Data entries
____
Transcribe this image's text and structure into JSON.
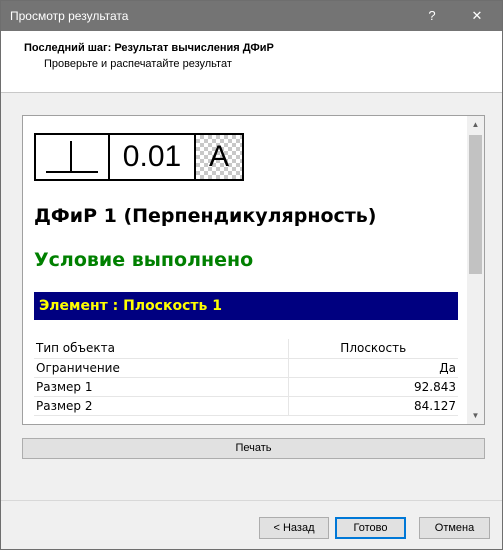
{
  "window": {
    "title": "Просмотр результата",
    "help_label": "?",
    "close_label": "✕"
  },
  "header": {
    "title": "Последний шаг: Результат вычисления ДФиР",
    "subtitle": "Проверьте и распечатайте результат"
  },
  "report": {
    "frame": {
      "symbol": "perpendicularity-icon",
      "tolerance": "0.01",
      "datum": "A"
    },
    "feature_title": "ДФиР 1 (Перпендикулярность)",
    "condition": "Условие выполнено",
    "condition_color": "#008000",
    "element_label": "Элемент : Плоскость 1",
    "element_bar_color": "#000080",
    "element_text_color": "#ffff00",
    "properties": [
      {
        "key": "Тип объекта",
        "value": "Плоскость"
      },
      {
        "key": "Ограничение",
        "value": "Да"
      },
      {
        "key": "Размер 1",
        "value": "92.843"
      },
      {
        "key": "Размер 2",
        "value": "84.127"
      }
    ]
  },
  "buttons": {
    "print": "Печать",
    "back": "< Назад",
    "done": "Готово",
    "cancel": "Отмена"
  }
}
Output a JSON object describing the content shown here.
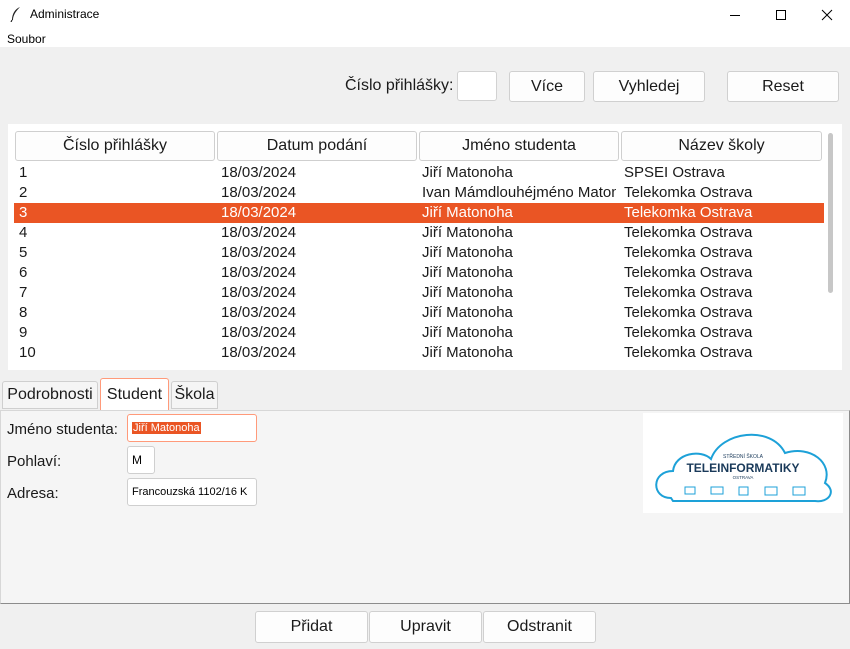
{
  "window": {
    "title": "Administrace",
    "icon": "feather-icon",
    "controls": [
      "minimize-icon",
      "maximize-icon",
      "close-icon"
    ]
  },
  "menu": {
    "items": [
      "Soubor"
    ]
  },
  "search": {
    "label": "Číslo přihlášky:",
    "value": "",
    "buttons": {
      "more": "Více",
      "search": "Vyhledej",
      "reset": "Reset"
    }
  },
  "table": {
    "columns": [
      "Číslo přihlášky",
      "Datum podání",
      "Jméno studenta",
      "Název školy"
    ],
    "selected_row": 2,
    "rows": [
      [
        "1",
        "18/03/2024",
        "Jiří Matonoha",
        "SPSEI Ostrava"
      ],
      [
        "2",
        "18/03/2024",
        "Ivan Mámdlouhéjméno Matonoha",
        "Telekomka Ostrava"
      ],
      [
        "3",
        "18/03/2024",
        "Jiří Matonoha",
        "Telekomka Ostrava"
      ],
      [
        "4",
        "18/03/2024",
        "Jiří Matonoha",
        "Telekomka Ostrava"
      ],
      [
        "5",
        "18/03/2024",
        "Jiří Matonoha",
        "Telekomka Ostrava"
      ],
      [
        "6",
        "18/03/2024",
        "Jiří Matonoha",
        "Telekomka Ostrava"
      ],
      [
        "7",
        "18/03/2024",
        "Jiří Matonoha",
        "Telekomka Ostrava"
      ],
      [
        "8",
        "18/03/2024",
        "Jiří Matonoha",
        "Telekomka Ostrava"
      ],
      [
        "9",
        "18/03/2024",
        "Jiří Matonoha",
        "Telekomka Ostrava"
      ],
      [
        "10",
        "18/03/2024",
        "Jiří Matonoha",
        "Telekomka Ostrava"
      ]
    ]
  },
  "tabs": [
    {
      "label": "Podrobnosti",
      "active": false
    },
    {
      "label": "Student",
      "active": true
    },
    {
      "label": "Škola",
      "active": false
    }
  ],
  "student": {
    "name_label": "Jméno studenta:",
    "name_value": "Jiří Matonoha",
    "gender_label": "Pohlaví:",
    "gender_value": "M",
    "address_label": "Adresa:",
    "address_value": "Francouzská 1102/16 K"
  },
  "logo": {
    "line1": "STŘEDNÍ ŠKOLA",
    "line2": "TELEINFORMATIKY",
    "line3": "OSTRAVA",
    "color": "#1da1d8"
  },
  "actions": {
    "add": "Přidat",
    "edit": "Upravit",
    "remove": "Odstranit"
  },
  "colors": {
    "accent": "#ea5524",
    "focus_border": "#ff9a7a"
  }
}
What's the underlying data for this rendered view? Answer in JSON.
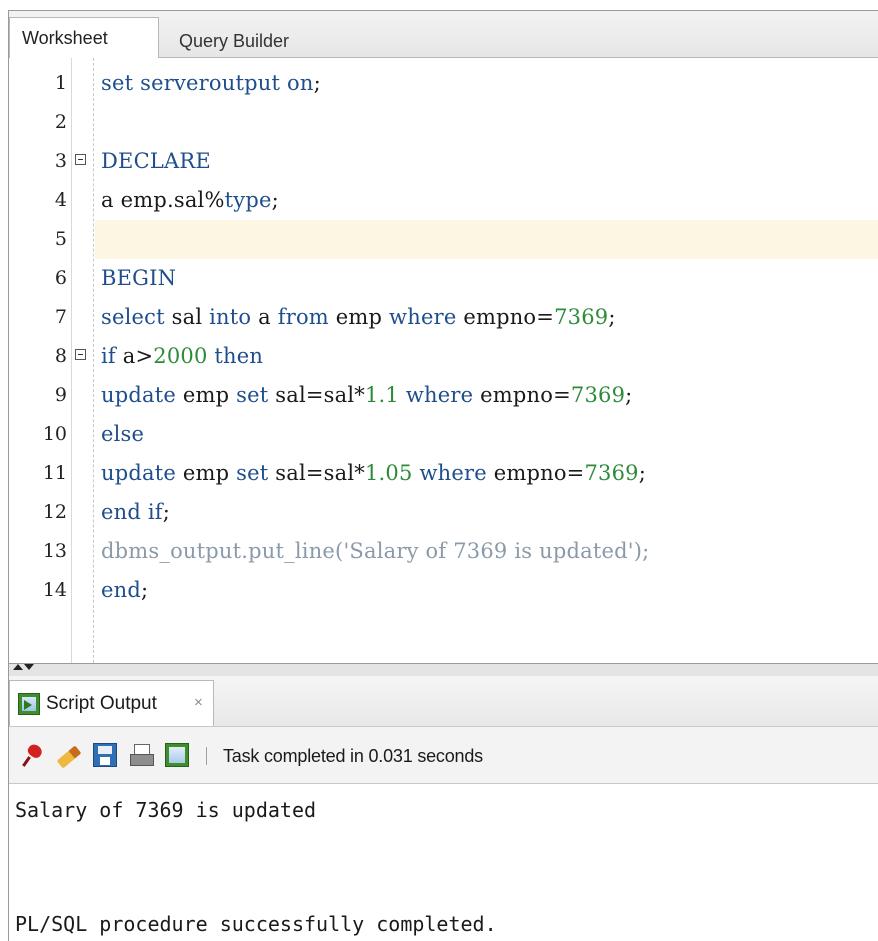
____
Description of the task »
Excluding the pictures, restate the records above word for word.

In response »
Transcribe this image's text and structure into JSON.
{
  "window": {
    "title": "Просмотр результата",
    "help_label": "?",
    "close_label": "✕"
  },
  "header": {
    "title": "Последний шаг: Результат вычисления ДФиР",
    "subtitle": "Проверьте и распечатайте результат"
  },
  "report": {
    "frame": {
      "symbol": "perpendicularity-icon",
      "tolerance": "0.01",
      "datum": "A"
    },
    "feature_title": "ДФиР 1 (Перпендикулярность)",
    "condition": "Условие выполнено",
    "condition_color": "#008000",
    "element_label": "Элемент : Плоскость 1",
    "element_bar_color": "#000080",
    "element_text_color": "#ffff00",
    "properties": [
      {
        "key": "Тип объекта",
        "value": "Плоскость"
      },
      {
        "key": "Ограничение",
        "value": "Да"
      },
      {
        "key": "Размер 1",
        "value": "92.843"
      },
      {
        "key": "Размер 2",
        "value": "84.127"
      }
    ]
  },
  "buttons": {
    "print": "Печать",
    "back": "< Назад",
    "done": "Готово",
    "cancel": "Отмена"
  }
}
Output a JSON object describing the content shown here.
{
  "window": {
    "title": "Administrace",
    "icon": "feather-icon",
    "controls": [
      "minimize-icon",
      "maximize-icon",
      "close-icon"
    ]
  },
  "menu": {
    "items": [
      "Soubor"
    ]
  },
  "search": {
    "label": "Číslo přihlášky:",
    "value": "",
    "buttons": {
      "more": "Více",
      "search": "Vyhledej",
      "reset": "Reset"
    }
  },
  "table": {
    "columns": [
      "Číslo přihlášky",
      "Datum podání",
      "Jméno studenta",
      "Název školy"
    ],
    "selected_row": 2,
    "rows": [
      [
        "1",
        "18/03/2024",
        "Jiří Matonoha",
        "SPSEI Ostrava"
      ],
      [
        "2",
        "18/03/2024",
        "Ivan Mámdlouhéjméno Matonoha",
        "Telekomka Ostrava"
      ],
      [
        "3",
        "18/03/2024",
        "Jiří Matonoha",
        "Telekomka Ostrava"
      ],
      [
        "4",
        "18/03/2024",
        "Jiří Matonoha",
        "Telekomka Ostrava"
      ],
      [
        "5",
        "18/03/2024",
        "Jiří Matonoha",
        "Telekomka Ostrava"
      ],
      [
        "6",
        "18/03/2024",
        "Jiří Matonoha",
        "Telekomka Ostrava"
      ],
      [
        "7",
        "18/03/2024",
        "Jiří Matonoha",
        "Telekomka Ostrava"
      ],
      [
        "8",
        "18/03/2024",
        "Jiří Matonoha",
        "Telekomka Ostrava"
      ],
      [
        "9",
        "18/03/2024",
        "Jiří Matonoha",
        "Telekomka Ostrava"
      ],
      [
        "10",
        "18/03/2024",
        "Jiří Matonoha",
        "Telekomka Ostrava"
      ]
    ]
  },
  "tabs": [
    {
      "label": "Podrobnosti",
      "active": false
    },
    {
      "label": "Student",
      "active": true
    },
    {
      "label": "Škola",
      "active": false
    }
  ],
  "student": {
    "name_label": "Jméno studenta:",
    "name_value": "Jiří Matonoha",
    "gender_label": "Pohlaví:",
    "gender_value": "M",
    "address_label": "Adresa:",
    "address_value": "Francouzská 1102/16 K"
  },
  "logo": {
    "line1": "STŘEDNÍ ŠKOLA",
    "line2": "TELEINFORMATIKY",
    "line3": "OSTRAVA",
    "color": "#1da1d8"
  },
  "actions": {
    "add": "Přidat",
    "edit": "Upravit",
    "remove": "Odstranit"
  },
  "colors": {
    "accent": "#ea5524",
    "focus_border": "#ff9a7a"
  }
}
What's the underlying data for this rendered view? Answer in JSON.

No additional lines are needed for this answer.